Supplied data:

----

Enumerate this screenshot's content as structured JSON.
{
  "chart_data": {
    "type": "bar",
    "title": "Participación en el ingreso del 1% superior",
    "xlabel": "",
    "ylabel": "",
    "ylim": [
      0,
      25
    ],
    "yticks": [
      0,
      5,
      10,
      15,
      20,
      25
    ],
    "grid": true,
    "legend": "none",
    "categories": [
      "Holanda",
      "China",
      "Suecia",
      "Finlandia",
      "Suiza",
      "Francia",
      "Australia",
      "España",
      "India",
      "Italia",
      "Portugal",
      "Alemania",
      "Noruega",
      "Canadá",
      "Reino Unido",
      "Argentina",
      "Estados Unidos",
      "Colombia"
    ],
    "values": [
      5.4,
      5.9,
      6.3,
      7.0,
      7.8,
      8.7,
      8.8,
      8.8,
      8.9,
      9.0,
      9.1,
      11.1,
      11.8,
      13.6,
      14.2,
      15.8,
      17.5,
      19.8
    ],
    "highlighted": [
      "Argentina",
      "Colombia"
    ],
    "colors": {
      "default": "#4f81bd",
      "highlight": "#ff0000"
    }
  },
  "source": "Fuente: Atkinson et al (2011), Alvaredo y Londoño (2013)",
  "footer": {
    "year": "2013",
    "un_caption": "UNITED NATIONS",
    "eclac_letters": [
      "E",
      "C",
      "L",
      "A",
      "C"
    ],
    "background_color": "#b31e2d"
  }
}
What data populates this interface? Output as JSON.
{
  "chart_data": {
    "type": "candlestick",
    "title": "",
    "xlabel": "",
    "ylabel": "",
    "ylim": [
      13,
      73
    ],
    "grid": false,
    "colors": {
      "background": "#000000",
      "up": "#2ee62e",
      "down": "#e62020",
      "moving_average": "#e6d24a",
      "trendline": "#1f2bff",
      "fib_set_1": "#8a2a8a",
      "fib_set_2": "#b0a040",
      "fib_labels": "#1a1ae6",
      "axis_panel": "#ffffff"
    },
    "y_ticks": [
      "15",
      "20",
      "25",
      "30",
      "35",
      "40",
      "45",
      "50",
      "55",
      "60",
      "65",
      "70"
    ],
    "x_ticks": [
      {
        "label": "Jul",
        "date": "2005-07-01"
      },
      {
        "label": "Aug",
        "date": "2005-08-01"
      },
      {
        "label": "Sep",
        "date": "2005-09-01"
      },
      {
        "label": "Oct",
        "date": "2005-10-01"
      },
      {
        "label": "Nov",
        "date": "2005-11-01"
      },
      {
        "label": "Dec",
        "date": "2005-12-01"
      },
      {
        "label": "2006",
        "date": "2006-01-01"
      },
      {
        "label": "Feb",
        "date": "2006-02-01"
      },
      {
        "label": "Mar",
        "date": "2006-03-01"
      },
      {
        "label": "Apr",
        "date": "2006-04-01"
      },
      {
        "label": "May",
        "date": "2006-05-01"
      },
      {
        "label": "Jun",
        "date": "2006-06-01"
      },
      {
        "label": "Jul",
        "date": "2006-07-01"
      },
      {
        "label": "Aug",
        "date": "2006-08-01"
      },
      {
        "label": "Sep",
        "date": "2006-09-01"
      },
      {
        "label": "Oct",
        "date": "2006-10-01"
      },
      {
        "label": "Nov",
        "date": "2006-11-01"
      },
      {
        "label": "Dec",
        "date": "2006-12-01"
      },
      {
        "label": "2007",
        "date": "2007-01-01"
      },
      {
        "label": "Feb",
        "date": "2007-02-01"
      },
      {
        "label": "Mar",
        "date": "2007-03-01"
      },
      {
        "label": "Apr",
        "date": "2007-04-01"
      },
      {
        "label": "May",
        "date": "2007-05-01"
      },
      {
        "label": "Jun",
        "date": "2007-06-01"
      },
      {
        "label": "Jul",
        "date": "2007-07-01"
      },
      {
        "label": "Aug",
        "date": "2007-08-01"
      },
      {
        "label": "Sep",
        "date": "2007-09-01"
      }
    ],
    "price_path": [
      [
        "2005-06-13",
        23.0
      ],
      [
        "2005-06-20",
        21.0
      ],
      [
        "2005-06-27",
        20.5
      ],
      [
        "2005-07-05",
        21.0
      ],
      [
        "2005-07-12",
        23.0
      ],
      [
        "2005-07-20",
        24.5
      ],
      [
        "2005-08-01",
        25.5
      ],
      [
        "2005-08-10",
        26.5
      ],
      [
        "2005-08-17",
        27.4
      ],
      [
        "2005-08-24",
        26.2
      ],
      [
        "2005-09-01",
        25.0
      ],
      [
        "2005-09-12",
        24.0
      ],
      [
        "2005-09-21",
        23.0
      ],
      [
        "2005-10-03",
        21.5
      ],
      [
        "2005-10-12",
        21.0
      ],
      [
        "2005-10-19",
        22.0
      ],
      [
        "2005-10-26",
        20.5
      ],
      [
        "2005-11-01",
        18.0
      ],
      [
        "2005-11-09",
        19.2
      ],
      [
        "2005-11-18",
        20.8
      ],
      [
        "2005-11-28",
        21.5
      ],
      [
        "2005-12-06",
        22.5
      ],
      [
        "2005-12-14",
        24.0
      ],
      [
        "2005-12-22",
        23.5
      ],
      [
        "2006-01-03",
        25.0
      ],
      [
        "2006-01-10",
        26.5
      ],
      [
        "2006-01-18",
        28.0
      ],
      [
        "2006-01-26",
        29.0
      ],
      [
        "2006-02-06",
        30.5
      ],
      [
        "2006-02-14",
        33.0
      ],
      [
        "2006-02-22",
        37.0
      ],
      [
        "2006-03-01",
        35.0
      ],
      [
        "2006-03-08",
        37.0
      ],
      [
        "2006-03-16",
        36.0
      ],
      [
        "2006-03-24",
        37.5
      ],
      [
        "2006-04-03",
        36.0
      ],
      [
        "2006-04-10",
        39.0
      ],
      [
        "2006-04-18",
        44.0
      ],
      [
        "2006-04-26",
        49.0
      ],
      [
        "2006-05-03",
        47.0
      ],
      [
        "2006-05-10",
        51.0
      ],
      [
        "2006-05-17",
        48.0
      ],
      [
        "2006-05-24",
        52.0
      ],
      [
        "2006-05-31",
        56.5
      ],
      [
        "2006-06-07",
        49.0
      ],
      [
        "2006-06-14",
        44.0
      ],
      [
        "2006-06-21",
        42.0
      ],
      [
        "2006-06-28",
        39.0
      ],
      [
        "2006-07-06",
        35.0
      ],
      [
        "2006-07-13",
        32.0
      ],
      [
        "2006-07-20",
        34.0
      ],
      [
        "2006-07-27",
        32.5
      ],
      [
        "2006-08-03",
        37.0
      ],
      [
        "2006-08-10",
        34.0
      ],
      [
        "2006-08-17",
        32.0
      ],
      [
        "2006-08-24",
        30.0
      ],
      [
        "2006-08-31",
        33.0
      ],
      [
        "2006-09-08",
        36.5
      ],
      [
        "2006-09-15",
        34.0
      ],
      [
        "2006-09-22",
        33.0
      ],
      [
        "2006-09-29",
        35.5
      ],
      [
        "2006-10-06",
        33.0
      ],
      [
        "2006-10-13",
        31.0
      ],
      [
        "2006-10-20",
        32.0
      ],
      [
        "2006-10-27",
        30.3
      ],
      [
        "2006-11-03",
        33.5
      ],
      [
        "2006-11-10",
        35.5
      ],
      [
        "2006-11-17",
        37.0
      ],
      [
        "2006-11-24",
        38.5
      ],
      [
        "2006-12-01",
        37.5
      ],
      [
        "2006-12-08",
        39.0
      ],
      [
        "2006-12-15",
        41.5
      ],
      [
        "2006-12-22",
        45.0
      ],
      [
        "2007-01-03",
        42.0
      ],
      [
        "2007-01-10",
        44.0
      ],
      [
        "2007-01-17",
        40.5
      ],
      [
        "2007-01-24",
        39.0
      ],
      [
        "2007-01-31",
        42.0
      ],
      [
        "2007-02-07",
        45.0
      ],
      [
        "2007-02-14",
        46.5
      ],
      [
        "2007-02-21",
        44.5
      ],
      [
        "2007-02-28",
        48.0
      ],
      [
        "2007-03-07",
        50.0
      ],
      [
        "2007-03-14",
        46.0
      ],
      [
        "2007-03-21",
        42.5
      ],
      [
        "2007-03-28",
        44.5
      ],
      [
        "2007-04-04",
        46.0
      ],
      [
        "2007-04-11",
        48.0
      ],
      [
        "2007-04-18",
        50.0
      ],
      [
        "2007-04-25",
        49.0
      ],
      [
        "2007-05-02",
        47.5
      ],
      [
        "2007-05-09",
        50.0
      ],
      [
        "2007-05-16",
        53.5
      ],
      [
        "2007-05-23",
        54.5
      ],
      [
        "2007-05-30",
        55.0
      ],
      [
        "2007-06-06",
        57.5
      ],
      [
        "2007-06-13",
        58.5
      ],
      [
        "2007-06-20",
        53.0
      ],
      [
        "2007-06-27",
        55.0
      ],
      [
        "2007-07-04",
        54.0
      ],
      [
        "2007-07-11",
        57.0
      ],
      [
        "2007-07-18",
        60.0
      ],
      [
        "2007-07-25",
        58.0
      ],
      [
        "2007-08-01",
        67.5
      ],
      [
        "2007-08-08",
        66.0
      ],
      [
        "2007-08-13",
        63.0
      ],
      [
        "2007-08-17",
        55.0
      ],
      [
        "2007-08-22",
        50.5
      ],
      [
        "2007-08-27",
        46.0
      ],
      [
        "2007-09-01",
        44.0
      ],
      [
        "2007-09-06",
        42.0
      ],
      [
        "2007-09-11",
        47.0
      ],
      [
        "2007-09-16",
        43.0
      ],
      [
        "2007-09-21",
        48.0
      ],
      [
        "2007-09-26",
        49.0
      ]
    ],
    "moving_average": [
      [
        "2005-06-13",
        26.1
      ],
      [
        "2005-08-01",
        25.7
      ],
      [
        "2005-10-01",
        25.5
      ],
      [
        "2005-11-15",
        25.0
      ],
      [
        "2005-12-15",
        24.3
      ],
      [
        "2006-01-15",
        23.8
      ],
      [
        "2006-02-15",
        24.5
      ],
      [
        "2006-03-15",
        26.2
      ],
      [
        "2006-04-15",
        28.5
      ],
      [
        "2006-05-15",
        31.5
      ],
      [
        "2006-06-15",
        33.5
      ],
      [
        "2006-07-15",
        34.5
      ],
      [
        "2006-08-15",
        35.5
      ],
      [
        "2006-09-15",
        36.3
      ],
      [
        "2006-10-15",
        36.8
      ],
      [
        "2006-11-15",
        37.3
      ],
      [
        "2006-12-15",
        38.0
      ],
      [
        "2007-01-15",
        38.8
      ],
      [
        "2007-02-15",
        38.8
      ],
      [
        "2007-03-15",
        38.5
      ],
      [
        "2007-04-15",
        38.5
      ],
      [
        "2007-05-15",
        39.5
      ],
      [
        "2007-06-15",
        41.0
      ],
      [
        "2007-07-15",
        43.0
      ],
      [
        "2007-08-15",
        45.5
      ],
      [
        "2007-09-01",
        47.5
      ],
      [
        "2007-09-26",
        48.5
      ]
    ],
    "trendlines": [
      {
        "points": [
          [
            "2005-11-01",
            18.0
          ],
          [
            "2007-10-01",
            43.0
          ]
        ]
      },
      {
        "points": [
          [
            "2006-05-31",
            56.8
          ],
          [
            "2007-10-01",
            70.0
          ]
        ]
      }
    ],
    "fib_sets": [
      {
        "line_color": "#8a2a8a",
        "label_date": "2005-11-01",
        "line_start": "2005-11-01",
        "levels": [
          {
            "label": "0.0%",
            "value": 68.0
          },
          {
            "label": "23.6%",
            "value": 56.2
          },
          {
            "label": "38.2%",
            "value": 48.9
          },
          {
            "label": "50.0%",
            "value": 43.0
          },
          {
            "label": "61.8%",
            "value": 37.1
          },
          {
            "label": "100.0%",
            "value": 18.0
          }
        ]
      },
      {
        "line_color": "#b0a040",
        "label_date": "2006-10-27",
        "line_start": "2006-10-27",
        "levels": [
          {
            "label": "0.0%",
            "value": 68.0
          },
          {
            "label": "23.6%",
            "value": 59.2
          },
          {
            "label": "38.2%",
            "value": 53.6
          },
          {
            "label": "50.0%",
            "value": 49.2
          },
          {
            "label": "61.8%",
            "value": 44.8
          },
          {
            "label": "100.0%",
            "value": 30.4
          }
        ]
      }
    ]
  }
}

----

Gather every line from the entries above where the word "title" appears, and copy them.

    "title": "Participación en el ingreso del 1% superior",
    "title": "",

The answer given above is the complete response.